#### [Direction]
Copy out every line exactly as given.

#### [Task data]
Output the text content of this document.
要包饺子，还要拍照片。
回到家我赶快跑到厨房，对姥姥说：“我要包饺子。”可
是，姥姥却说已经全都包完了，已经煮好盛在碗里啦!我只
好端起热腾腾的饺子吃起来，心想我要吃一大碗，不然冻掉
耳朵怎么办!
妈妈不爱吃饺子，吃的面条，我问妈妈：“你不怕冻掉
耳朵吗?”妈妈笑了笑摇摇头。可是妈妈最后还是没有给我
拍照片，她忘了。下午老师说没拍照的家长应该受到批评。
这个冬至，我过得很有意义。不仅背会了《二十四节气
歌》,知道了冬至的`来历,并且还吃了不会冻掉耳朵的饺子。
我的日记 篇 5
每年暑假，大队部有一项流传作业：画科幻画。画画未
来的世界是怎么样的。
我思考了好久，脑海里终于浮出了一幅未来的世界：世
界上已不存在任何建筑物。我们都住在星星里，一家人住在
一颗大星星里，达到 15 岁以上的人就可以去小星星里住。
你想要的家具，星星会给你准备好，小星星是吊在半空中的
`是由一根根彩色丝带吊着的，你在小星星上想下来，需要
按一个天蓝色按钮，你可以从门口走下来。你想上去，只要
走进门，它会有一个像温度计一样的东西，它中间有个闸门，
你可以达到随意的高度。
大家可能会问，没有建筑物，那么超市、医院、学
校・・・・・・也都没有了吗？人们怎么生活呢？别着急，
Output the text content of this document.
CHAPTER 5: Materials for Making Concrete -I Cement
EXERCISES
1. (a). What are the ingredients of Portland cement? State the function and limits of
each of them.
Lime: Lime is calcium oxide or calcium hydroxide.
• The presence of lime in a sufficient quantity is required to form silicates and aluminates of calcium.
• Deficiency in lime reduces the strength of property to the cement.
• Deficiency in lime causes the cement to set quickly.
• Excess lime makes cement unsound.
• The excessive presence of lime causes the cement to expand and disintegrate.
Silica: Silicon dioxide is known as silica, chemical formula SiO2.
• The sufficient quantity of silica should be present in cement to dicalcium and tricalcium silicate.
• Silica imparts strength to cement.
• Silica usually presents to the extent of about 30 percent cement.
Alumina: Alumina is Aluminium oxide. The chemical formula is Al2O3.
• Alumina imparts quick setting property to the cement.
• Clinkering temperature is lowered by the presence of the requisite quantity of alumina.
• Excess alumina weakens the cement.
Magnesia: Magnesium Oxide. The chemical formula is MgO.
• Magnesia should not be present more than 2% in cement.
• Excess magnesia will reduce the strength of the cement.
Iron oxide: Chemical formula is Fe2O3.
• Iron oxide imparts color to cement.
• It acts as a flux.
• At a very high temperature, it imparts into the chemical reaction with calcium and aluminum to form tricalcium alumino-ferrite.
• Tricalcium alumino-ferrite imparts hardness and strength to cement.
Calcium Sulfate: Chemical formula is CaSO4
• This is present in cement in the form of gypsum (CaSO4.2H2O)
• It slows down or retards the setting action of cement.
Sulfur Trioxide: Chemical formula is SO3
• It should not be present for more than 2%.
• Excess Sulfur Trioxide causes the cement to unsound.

#### [Task result]
Output the text content of this document.
要包饺子，还要拍照片。
回到家我赶快跑到厨房，对姥姥说：“我要包饺子。”可
是，姥姥却说已经全都包完了，已经煮好盛在碗里啦!我只
好端起热腾腾的饺子吃起来，心想我要吃一大碗，不然冻掉
耳朵怎么办!
妈妈不爱吃饺子，吃的面条，我问妈妈：“你不怕冻掉
耳朵吗?”妈妈笑了笑摇摇头。可是妈妈最后还是没有给我
拍照片，她忘了。下午老师说没拍照的家长应该受到批评。
这个冬至，我过得很有意义。不仅背会了《二十四节气
歌》,知道了冬至的`来历,并且还吃了不会冻掉耳朵的饺子。
我的日记 篇 5
每年暑假，大队部有一项流传作业：画科幻画。画画未
来的世界是怎么样的。
我思考了好久，脑海里终于浮出了一幅未来的世界：世
界上已不存在任何建筑物。我们都住在星星里，一家人住在
一颗大星星里，达到 15 岁以上的人就可以去小星星里住。
你想要的家具，星星会给你准备好，小星星是吊在半空中的
`是由一根根彩色丝带吊着的，你在小星星上想下来，需要
按一个天蓝色按钮，你可以从门口走下来。你想上去，只要
走进门，它会有一个像温度计一样的东西，它中间有个闸门，
你可以达到随意的高度。
大家可能会问，没有建筑物，那么超市、医院、学
校・・・・・・也都没有了吗？人们怎么生活呢？别着急，
Output the text content of this document.
CHAPTER 5: Materials for Making Concrete -I Cement
EXERCISES
1. (a). What are the ingredients of Portland cement? State the function and limits of
each of them.
Lime: Lime is calcium oxide or calcium hydroxide.
• The presence of lime in a sufficient quantity is required to form silicates and aluminates of calcium.
• Deficiency in lime reduces the strength of property to the cement.
• Deficiency in lime causes the cement to set quickly.
• Excess lime makes cement unsound.
• The excessive presence of lime causes the cement to expand and disintegrate.
Silica: Silicon dioxide is known as silica, chemical formula SiO2.
• The sufficient quantity of silica should be present in cement to dicalcium and tricalcium silicate.
• Silica imparts strength to cement.
• Silica usually presents to the extent of about 30 percent cement.
Alumina: Alumina is Aluminium oxide. The chemical formula is Al2O3.
• Alumina imparts quick setting property to the cement.
• Clinkering temperature is lowered by the presence of the requisite quantity of alumina.
• Excess alumina weakens the cement.
Magnesia: Magnesium Oxide. The chemical formula is MgO.
• Magnesia should not be present more than 2% in cement.
• Excess magnesia will reduce the strength of the cement.
Iron oxide: Chemical formula is Fe2O3.
• Iron oxide imparts color to cement.
• It acts as a flux.
• At a very high temperature, it imparts into the chemical reaction with calcium and aluminum to form tricalcium alumino-ferrite.
• Tricalcium alumino-ferrite imparts hardness and strength to cement.
Calcium Sulfate: Chemical formula is CaSO4
• This is present in cement in the form of gypsum (CaSO4.2H2O)
• It slows down or retards the setting action of cement.
Sulfur Trioxide: Chemical formula is SO3
• It should not be present for more than 2%.
• Excess Sulfur Trioxide causes the cement to unsound.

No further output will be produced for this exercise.